◆ Work to be completed ◆
Write out the records word for word, with no pictures.

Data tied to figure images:

┄┄┄┄┄┄┄┄┄┄┄┄┄┄┄┄┄┄┄┄

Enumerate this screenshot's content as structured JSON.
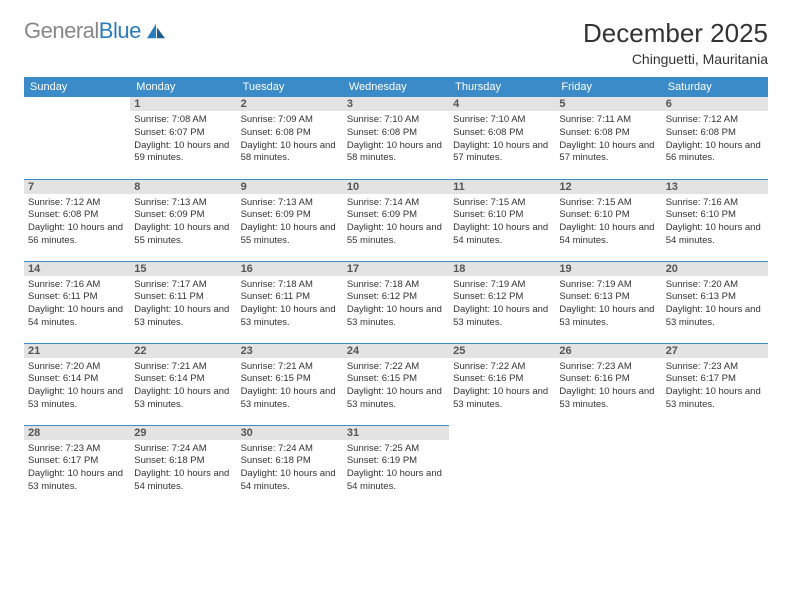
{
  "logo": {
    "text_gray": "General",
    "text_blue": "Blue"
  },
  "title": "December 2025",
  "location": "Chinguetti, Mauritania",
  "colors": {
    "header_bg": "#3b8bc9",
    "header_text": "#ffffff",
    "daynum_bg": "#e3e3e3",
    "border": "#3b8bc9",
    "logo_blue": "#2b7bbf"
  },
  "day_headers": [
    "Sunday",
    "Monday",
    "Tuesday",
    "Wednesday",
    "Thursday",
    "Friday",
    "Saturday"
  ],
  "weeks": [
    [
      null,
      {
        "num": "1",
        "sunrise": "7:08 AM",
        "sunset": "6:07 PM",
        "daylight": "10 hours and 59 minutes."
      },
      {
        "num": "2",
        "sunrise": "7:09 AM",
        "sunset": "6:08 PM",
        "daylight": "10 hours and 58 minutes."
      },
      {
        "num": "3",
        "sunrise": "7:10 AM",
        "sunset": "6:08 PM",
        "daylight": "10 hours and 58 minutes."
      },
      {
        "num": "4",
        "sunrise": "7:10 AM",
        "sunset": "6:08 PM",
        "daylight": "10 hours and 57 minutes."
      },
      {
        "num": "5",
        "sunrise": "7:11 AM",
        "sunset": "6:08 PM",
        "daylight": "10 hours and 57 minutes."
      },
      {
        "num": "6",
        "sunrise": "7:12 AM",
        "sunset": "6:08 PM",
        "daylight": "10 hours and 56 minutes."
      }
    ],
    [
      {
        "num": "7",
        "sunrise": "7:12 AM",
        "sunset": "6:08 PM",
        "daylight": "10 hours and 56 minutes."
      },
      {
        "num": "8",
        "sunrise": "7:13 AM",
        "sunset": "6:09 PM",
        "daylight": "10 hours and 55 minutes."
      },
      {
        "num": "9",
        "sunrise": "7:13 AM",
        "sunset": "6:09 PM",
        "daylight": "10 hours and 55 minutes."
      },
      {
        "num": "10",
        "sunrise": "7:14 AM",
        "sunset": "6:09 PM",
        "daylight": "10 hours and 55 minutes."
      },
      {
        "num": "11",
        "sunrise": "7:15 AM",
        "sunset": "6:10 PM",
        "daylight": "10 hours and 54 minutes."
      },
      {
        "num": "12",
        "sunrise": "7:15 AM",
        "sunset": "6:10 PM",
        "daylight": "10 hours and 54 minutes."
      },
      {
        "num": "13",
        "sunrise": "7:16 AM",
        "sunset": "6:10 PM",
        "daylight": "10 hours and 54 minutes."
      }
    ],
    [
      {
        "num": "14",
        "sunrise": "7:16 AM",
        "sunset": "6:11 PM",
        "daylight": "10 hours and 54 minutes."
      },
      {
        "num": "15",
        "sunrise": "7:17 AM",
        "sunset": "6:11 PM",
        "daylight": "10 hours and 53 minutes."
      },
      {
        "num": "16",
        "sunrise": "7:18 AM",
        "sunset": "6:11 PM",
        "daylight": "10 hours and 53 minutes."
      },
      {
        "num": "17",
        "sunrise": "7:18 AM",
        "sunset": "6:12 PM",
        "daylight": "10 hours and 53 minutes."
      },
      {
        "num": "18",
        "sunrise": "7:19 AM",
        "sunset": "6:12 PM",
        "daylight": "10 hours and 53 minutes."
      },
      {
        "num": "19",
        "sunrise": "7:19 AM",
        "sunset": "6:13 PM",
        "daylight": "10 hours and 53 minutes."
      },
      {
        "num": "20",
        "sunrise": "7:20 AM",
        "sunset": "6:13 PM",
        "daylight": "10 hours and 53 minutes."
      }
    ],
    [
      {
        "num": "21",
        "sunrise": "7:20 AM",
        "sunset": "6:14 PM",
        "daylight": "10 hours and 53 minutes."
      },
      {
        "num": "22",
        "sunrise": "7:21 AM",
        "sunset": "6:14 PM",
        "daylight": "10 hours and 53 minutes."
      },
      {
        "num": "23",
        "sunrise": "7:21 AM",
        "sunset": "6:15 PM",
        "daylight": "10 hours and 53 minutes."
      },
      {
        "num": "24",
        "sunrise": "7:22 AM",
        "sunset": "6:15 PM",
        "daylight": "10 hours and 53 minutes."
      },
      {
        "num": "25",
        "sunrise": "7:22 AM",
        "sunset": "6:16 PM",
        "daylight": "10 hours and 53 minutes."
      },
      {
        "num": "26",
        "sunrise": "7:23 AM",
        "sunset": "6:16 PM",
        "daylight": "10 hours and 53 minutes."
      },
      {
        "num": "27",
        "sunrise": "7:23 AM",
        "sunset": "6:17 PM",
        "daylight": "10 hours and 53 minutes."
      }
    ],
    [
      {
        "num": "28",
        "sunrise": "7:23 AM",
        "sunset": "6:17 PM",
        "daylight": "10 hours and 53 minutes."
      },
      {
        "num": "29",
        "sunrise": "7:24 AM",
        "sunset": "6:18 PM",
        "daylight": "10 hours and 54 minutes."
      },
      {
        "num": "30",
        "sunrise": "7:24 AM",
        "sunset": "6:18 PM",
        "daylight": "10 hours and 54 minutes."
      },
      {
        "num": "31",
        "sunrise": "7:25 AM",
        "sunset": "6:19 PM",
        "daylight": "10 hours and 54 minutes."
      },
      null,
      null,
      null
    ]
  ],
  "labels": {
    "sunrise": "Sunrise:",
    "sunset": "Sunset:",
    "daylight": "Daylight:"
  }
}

┄┄┄┄┄┄┄┄┄┄┄┄┄┄┄┄┄┄┄┄

◆ Reply ◆
Enumerate this screenshot's content as structured JSON.
{
  "logo": {
    "text_gray": "General",
    "text_blue": "Blue"
  },
  "title": "December 2025",
  "location": "Chinguetti, Mauritania",
  "colors": {
    "header_bg": "#3b8bc9",
    "header_text": "#ffffff",
    "daynum_bg": "#e3e3e3",
    "border": "#3b8bc9",
    "logo_blue": "#2b7bbf"
  },
  "day_headers": [
    "Sunday",
    "Monday",
    "Tuesday",
    "Wednesday",
    "Thursday",
    "Friday",
    "Saturday"
  ],
  "weeks": [
    [
      null,
      {
        "num": "1",
        "sunrise": "7:08 AM",
        "sunset": "6:07 PM",
        "daylight": "10 hours and 59 minutes."
      },
      {
        "num": "2",
        "sunrise": "7:09 AM",
        "sunset": "6:08 PM",
        "daylight": "10 hours and 58 minutes."
      },
      {
        "num": "3",
        "sunrise": "7:10 AM",
        "sunset": "6:08 PM",
        "daylight": "10 hours and 58 minutes."
      },
      {
        "num": "4",
        "sunrise": "7:10 AM",
        "sunset": "6:08 PM",
        "daylight": "10 hours and 57 minutes."
      },
      {
        "num": "5",
        "sunrise": "7:11 AM",
        "sunset": "6:08 PM",
        "daylight": "10 hours and 57 minutes."
      },
      {
        "num": "6",
        "sunrise": "7:12 AM",
        "sunset": "6:08 PM",
        "daylight": "10 hours and 56 minutes."
      }
    ],
    [
      {
        "num": "7",
        "sunrise": "7:12 AM",
        "sunset": "6:08 PM",
        "daylight": "10 hours and 56 minutes."
      },
      {
        "num": "8",
        "sunrise": "7:13 AM",
        "sunset": "6:09 PM",
        "daylight": "10 hours and 55 minutes."
      },
      {
        "num": "9",
        "sunrise": "7:13 AM",
        "sunset": "6:09 PM",
        "daylight": "10 hours and 55 minutes."
      },
      {
        "num": "10",
        "sunrise": "7:14 AM",
        "sunset": "6:09 PM",
        "daylight": "10 hours and 55 minutes."
      },
      {
        "num": "11",
        "sunrise": "7:15 AM",
        "sunset": "6:10 PM",
        "daylight": "10 hours and 54 minutes."
      },
      {
        "num": "12",
        "sunrise": "7:15 AM",
        "sunset": "6:10 PM",
        "daylight": "10 hours and 54 minutes."
      },
      {
        "num": "13",
        "sunrise": "7:16 AM",
        "sunset": "6:10 PM",
        "daylight": "10 hours and 54 minutes."
      }
    ],
    [
      {
        "num": "14",
        "sunrise": "7:16 AM",
        "sunset": "6:11 PM",
        "daylight": "10 hours and 54 minutes."
      },
      {
        "num": "15",
        "sunrise": "7:17 AM",
        "sunset": "6:11 PM",
        "daylight": "10 hours and 53 minutes."
      },
      {
        "num": "16",
        "sunrise": "7:18 AM",
        "sunset": "6:11 PM",
        "daylight": "10 hours and 53 minutes."
      },
      {
        "num": "17",
        "sunrise": "7:18 AM",
        "sunset": "6:12 PM",
        "daylight": "10 hours and 53 minutes."
      },
      {
        "num": "18",
        "sunrise": "7:19 AM",
        "sunset": "6:12 PM",
        "daylight": "10 hours and 53 minutes."
      },
      {
        "num": "19",
        "sunrise": "7:19 AM",
        "sunset": "6:13 PM",
        "daylight": "10 hours and 53 minutes."
      },
      {
        "num": "20",
        "sunrise": "7:20 AM",
        "sunset": "6:13 PM",
        "daylight": "10 hours and 53 minutes."
      }
    ],
    [
      {
        "num": "21",
        "sunrise": "7:20 AM",
        "sunset": "6:14 PM",
        "daylight": "10 hours and 53 minutes."
      },
      {
        "num": "22",
        "sunrise": "7:21 AM",
        "sunset": "6:14 PM",
        "daylight": "10 hours and 53 minutes."
      },
      {
        "num": "23",
        "sunrise": "7:21 AM",
        "sunset": "6:15 PM",
        "daylight": "10 hours and 53 minutes."
      },
      {
        "num": "24",
        "sunrise": "7:22 AM",
        "sunset": "6:15 PM",
        "daylight": "10 hours and 53 minutes."
      },
      {
        "num": "25",
        "sunrise": "7:22 AM",
        "sunset": "6:16 PM",
        "daylight": "10 hours and 53 minutes."
      },
      {
        "num": "26",
        "sunrise": "7:23 AM",
        "sunset": "6:16 PM",
        "daylight": "10 hours and 53 minutes."
      },
      {
        "num": "27",
        "sunrise": "7:23 AM",
        "sunset": "6:17 PM",
        "daylight": "10 hours and 53 minutes."
      }
    ],
    [
      {
        "num": "28",
        "sunrise": "7:23 AM",
        "sunset": "6:17 PM",
        "daylight": "10 hours and 53 minutes."
      },
      {
        "num": "29",
        "sunrise": "7:24 AM",
        "sunset": "6:18 PM",
        "daylight": "10 hours and 54 minutes."
      },
      {
        "num": "30",
        "sunrise": "7:24 AM",
        "sunset": "6:18 PM",
        "daylight": "10 hours and 54 minutes."
      },
      {
        "num": "31",
        "sunrise": "7:25 AM",
        "sunset": "6:19 PM",
        "daylight": "10 hours and 54 minutes."
      },
      null,
      null,
      null
    ]
  ],
  "labels": {
    "sunrise": "Sunrise:",
    "sunset": "Sunset:",
    "daylight": "Daylight:"
  }
}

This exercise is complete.